### EXCERPTED DATA

************

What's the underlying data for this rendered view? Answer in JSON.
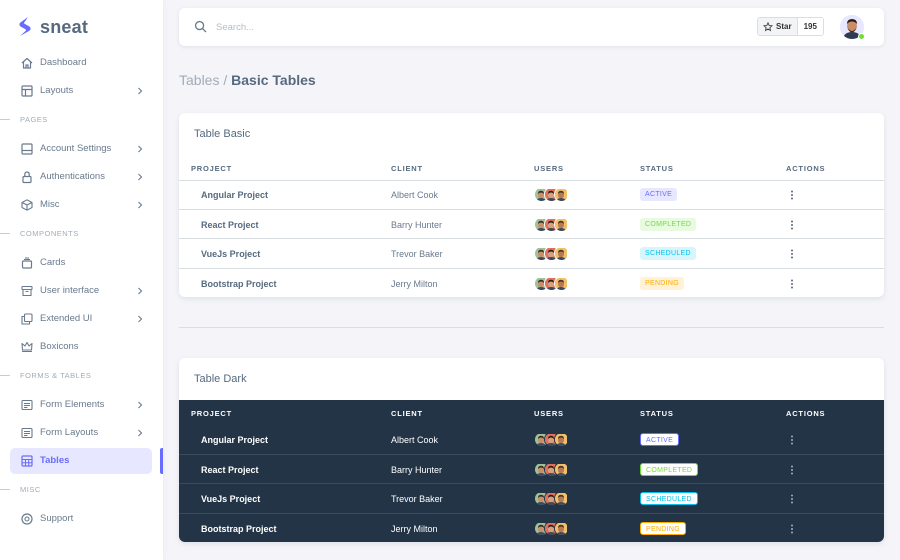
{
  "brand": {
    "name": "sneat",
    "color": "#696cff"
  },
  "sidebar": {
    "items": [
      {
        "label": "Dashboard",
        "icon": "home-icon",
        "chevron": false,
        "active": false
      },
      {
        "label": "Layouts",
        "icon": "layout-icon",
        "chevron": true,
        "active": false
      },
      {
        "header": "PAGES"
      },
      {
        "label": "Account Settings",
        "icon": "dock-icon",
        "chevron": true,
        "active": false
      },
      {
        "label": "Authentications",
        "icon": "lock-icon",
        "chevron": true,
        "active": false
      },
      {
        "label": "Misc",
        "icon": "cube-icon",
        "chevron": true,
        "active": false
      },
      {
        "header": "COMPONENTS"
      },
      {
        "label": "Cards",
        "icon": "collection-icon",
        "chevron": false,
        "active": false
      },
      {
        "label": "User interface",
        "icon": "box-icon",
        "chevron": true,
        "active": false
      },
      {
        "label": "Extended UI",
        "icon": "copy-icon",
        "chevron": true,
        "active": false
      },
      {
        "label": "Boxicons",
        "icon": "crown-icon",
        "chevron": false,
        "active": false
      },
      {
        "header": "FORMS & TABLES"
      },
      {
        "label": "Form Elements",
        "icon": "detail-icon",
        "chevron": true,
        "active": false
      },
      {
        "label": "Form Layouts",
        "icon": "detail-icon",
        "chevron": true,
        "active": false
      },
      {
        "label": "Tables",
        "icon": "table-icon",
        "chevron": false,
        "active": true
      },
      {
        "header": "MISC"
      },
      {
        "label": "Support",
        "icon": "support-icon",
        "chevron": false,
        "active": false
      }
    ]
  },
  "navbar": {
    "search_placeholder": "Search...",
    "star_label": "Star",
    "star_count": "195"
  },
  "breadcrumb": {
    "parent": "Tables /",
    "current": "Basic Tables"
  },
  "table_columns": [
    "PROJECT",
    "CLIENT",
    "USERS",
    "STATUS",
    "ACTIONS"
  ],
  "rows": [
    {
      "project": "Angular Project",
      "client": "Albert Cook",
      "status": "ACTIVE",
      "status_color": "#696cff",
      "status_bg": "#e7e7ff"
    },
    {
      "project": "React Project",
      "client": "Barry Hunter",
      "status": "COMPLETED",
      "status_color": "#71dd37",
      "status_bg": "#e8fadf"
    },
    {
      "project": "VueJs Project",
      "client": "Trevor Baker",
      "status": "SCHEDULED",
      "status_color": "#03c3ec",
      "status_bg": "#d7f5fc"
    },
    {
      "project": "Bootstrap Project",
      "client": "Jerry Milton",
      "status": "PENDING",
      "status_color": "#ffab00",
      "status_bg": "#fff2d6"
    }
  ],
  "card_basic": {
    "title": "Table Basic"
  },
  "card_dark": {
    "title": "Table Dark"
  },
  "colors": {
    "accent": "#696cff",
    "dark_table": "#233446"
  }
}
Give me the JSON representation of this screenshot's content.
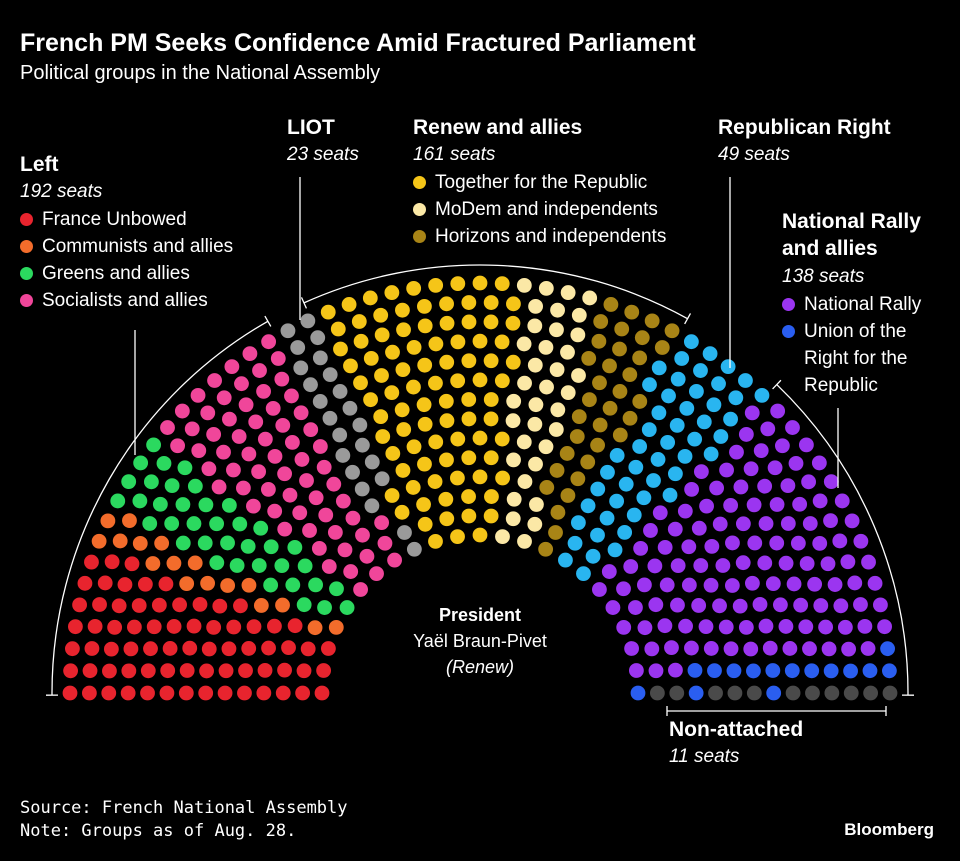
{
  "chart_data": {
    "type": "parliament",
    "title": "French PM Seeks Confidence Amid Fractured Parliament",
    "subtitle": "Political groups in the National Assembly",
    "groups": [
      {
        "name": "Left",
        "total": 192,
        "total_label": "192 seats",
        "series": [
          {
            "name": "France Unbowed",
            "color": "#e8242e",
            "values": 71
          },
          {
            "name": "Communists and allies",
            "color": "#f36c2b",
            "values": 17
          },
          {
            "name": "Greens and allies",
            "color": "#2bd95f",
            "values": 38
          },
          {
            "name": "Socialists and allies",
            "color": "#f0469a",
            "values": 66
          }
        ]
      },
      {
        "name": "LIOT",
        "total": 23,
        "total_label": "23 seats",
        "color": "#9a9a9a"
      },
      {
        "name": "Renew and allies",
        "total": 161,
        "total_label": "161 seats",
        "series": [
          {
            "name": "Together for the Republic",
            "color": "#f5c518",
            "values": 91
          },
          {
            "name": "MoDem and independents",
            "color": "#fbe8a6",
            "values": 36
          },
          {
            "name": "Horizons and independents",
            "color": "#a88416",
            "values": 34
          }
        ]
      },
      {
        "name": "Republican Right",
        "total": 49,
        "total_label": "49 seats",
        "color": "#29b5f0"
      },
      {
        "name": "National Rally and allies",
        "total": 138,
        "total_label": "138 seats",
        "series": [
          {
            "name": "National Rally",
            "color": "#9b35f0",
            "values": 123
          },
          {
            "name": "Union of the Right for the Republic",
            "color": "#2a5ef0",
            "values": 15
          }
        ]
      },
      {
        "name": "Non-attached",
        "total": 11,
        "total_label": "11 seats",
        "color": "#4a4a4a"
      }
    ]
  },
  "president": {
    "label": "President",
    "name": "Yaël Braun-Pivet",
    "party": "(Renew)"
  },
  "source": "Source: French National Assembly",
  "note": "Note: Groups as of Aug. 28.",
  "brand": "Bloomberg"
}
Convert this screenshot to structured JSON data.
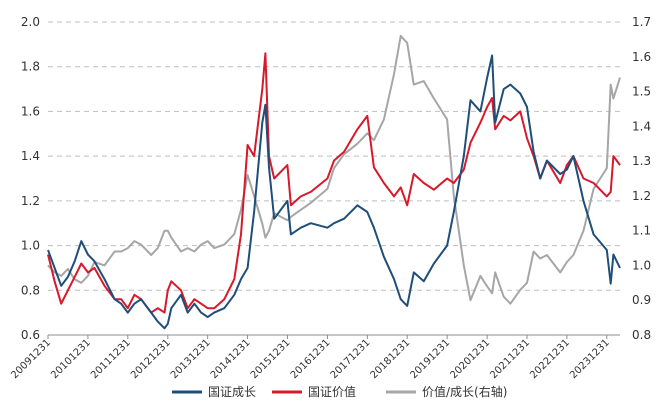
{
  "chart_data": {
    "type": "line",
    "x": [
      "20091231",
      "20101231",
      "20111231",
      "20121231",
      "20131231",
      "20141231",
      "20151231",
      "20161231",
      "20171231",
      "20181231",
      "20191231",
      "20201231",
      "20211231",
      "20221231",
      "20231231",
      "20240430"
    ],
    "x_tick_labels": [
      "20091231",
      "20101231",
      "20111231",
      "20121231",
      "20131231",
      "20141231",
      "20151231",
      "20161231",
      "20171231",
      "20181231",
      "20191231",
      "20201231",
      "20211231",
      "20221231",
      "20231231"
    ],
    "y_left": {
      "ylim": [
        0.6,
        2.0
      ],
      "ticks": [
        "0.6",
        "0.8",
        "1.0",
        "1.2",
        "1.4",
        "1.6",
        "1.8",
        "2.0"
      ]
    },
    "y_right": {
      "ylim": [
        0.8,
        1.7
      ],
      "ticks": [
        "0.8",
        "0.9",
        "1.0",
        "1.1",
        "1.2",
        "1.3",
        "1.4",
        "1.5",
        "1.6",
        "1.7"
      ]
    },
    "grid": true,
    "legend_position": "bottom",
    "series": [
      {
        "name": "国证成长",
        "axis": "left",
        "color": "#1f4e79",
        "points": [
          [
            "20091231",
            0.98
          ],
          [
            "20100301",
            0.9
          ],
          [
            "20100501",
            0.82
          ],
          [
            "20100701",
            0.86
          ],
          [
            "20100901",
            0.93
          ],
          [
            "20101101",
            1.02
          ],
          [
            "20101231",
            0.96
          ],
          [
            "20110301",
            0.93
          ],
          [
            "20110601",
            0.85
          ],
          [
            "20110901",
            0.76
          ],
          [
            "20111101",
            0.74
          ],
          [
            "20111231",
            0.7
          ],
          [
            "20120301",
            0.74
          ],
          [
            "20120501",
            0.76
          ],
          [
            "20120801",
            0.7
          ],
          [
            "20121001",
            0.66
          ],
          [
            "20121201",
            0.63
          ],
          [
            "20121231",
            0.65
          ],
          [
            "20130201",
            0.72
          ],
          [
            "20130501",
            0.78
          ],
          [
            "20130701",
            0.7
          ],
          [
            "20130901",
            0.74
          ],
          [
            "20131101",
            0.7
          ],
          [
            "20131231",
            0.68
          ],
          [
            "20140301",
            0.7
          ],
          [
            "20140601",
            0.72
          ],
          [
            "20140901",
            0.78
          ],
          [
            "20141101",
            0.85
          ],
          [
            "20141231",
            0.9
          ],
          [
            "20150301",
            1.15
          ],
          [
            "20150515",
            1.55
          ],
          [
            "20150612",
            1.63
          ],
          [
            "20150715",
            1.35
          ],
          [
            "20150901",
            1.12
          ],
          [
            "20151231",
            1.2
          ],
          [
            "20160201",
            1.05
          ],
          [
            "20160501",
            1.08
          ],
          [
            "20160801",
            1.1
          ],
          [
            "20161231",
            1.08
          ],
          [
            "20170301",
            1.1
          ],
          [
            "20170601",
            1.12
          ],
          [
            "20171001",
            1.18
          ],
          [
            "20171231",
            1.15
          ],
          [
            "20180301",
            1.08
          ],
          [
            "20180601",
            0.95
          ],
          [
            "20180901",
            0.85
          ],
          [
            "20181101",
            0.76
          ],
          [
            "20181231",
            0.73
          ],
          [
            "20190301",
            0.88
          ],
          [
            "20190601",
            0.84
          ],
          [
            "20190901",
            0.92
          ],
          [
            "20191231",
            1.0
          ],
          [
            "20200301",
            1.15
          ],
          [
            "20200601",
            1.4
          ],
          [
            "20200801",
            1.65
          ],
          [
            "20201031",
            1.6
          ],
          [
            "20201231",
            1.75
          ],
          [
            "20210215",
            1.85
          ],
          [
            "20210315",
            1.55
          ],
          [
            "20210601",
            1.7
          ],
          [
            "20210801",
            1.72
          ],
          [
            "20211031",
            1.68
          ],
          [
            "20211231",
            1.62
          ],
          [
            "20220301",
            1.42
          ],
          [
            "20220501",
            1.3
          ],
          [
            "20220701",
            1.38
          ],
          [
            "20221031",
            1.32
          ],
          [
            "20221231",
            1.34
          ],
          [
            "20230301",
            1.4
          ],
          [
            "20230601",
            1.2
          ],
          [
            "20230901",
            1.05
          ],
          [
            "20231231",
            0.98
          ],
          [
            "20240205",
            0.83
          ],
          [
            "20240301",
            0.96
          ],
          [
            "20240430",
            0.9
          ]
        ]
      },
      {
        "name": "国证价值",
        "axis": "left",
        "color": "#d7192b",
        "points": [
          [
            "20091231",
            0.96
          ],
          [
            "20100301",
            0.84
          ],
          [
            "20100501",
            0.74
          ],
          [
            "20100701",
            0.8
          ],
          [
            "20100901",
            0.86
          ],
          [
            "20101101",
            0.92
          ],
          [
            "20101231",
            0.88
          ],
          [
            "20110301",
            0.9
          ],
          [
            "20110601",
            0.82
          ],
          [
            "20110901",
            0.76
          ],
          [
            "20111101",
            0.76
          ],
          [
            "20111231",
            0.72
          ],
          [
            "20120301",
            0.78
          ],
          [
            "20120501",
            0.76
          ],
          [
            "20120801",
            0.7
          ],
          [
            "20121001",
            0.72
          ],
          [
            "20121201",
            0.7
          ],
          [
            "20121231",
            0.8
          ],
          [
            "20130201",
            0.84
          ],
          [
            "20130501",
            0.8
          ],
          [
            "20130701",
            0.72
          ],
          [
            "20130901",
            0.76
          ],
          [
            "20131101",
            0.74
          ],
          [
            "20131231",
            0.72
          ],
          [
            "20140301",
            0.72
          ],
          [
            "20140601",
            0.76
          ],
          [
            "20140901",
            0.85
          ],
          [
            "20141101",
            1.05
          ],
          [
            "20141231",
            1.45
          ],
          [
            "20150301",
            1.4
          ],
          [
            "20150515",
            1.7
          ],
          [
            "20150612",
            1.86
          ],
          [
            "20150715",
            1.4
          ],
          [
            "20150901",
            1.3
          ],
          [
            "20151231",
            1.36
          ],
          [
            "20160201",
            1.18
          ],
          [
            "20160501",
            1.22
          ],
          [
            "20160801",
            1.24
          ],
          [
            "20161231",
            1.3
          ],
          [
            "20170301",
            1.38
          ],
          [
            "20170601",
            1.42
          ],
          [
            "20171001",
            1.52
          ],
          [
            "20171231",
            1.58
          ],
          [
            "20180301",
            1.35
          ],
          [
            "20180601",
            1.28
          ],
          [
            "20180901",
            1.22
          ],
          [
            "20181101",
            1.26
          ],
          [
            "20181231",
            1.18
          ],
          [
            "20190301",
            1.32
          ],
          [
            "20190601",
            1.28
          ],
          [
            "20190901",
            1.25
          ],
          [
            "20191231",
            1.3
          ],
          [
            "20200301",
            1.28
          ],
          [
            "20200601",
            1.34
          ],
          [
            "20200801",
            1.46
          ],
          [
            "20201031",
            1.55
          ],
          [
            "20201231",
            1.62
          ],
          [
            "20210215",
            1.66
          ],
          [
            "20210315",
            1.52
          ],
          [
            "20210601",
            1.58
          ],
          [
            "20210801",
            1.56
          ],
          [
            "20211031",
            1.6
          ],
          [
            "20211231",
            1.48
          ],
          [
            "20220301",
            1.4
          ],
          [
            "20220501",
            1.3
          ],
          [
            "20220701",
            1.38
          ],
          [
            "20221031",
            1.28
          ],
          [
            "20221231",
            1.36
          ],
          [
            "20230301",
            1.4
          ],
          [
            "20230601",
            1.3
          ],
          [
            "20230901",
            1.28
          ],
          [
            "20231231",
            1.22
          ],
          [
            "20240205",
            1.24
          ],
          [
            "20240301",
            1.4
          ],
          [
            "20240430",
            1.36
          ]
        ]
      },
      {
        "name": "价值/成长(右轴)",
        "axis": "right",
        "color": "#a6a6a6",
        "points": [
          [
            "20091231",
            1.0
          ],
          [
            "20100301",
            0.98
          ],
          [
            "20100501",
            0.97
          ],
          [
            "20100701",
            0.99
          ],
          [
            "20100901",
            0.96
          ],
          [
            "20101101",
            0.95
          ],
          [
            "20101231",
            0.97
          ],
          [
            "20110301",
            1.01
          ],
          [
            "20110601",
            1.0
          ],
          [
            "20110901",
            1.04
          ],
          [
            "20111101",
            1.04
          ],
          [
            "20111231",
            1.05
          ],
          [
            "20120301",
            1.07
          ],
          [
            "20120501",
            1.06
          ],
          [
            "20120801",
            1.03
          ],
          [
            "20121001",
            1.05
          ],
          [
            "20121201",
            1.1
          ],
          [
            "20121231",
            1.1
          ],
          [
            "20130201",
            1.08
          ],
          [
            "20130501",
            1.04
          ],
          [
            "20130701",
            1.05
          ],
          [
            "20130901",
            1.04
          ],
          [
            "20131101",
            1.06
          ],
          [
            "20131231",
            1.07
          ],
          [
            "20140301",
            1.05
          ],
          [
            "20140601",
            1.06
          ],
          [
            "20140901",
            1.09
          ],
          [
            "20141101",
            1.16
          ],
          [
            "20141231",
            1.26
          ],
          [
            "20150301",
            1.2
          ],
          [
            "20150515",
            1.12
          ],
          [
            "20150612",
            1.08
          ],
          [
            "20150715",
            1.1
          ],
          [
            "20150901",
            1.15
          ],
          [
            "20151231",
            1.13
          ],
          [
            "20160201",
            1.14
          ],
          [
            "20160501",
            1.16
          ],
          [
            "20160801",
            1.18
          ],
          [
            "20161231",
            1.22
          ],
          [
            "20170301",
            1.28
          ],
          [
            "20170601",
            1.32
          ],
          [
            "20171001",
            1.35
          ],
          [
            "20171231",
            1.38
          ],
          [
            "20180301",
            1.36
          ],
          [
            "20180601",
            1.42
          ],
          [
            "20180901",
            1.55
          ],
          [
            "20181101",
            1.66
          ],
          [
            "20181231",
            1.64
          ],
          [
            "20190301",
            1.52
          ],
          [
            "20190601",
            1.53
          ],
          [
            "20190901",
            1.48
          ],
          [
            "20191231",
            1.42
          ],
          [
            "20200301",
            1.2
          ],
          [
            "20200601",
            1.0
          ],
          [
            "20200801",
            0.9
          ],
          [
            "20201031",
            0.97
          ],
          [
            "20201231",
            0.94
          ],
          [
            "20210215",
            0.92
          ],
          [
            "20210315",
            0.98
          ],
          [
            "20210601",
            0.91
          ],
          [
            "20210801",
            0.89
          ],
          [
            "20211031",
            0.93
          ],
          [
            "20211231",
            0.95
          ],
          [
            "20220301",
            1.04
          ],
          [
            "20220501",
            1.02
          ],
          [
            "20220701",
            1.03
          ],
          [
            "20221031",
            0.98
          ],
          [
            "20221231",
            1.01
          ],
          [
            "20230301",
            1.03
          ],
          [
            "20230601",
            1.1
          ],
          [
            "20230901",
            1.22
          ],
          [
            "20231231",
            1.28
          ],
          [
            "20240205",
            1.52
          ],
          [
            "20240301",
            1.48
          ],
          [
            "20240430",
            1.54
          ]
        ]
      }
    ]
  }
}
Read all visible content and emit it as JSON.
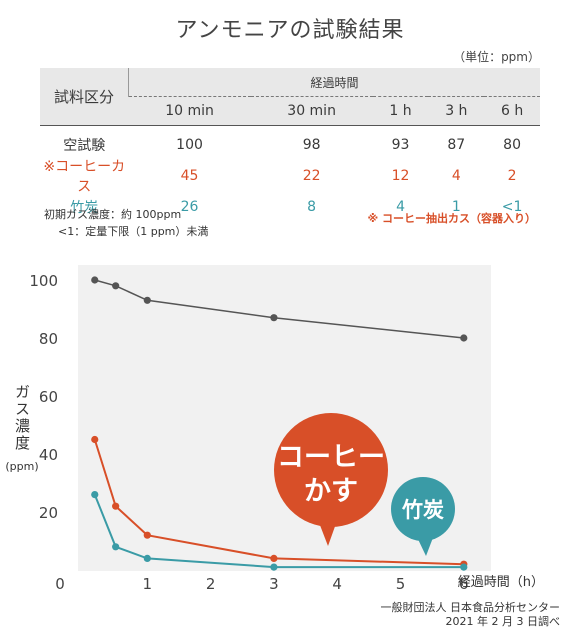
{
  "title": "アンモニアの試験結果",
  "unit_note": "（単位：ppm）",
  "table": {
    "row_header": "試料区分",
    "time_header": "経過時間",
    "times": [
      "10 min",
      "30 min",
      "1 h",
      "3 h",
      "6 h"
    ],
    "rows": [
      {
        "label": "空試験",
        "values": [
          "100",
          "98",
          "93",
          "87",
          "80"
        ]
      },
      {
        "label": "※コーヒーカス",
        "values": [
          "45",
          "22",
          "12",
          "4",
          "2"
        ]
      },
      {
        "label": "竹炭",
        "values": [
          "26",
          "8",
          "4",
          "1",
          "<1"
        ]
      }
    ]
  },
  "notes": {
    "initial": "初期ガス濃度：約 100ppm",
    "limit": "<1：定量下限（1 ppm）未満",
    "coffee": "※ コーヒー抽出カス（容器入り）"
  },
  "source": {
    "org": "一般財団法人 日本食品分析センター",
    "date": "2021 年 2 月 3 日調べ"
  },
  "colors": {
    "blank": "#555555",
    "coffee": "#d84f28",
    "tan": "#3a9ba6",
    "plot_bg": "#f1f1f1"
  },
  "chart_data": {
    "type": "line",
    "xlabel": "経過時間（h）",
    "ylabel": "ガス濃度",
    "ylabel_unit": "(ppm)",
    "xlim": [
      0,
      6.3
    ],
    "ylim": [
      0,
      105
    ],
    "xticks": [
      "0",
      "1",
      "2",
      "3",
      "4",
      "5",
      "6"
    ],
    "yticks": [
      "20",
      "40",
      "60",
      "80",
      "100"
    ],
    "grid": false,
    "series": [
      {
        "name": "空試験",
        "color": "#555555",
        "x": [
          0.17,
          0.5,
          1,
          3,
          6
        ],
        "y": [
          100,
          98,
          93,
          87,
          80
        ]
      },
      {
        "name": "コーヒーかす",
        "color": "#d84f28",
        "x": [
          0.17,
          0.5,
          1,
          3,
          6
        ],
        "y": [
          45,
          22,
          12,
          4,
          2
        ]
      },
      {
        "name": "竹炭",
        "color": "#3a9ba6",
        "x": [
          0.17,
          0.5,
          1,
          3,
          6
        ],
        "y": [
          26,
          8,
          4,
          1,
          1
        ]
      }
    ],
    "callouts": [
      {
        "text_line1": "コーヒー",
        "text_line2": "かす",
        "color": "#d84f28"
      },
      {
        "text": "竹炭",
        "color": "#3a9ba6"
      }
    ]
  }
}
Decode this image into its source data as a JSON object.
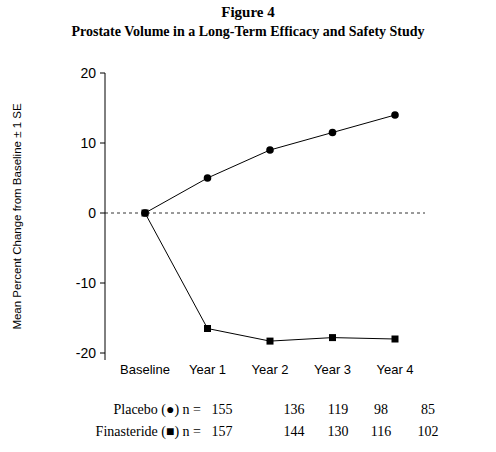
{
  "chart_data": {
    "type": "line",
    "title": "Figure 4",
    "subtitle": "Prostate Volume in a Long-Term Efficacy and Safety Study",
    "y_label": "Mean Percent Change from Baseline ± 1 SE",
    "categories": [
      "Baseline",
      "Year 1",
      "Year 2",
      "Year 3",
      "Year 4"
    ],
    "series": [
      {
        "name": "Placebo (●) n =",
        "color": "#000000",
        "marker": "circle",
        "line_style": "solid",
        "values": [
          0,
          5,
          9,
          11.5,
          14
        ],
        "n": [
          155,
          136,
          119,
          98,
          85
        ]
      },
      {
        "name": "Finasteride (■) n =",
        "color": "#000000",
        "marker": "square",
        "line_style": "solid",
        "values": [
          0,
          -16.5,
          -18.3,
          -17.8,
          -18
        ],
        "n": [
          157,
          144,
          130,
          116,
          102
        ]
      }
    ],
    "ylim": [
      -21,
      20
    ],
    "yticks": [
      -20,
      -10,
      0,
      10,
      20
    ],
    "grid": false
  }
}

************

### REQUEST
Whichever lines contain the string "coffee", select and copy them.

### THE ANSWER
    "coffee": "※ コーヒー抽出カス（容器入り）"
    "coffee": "#d84f28",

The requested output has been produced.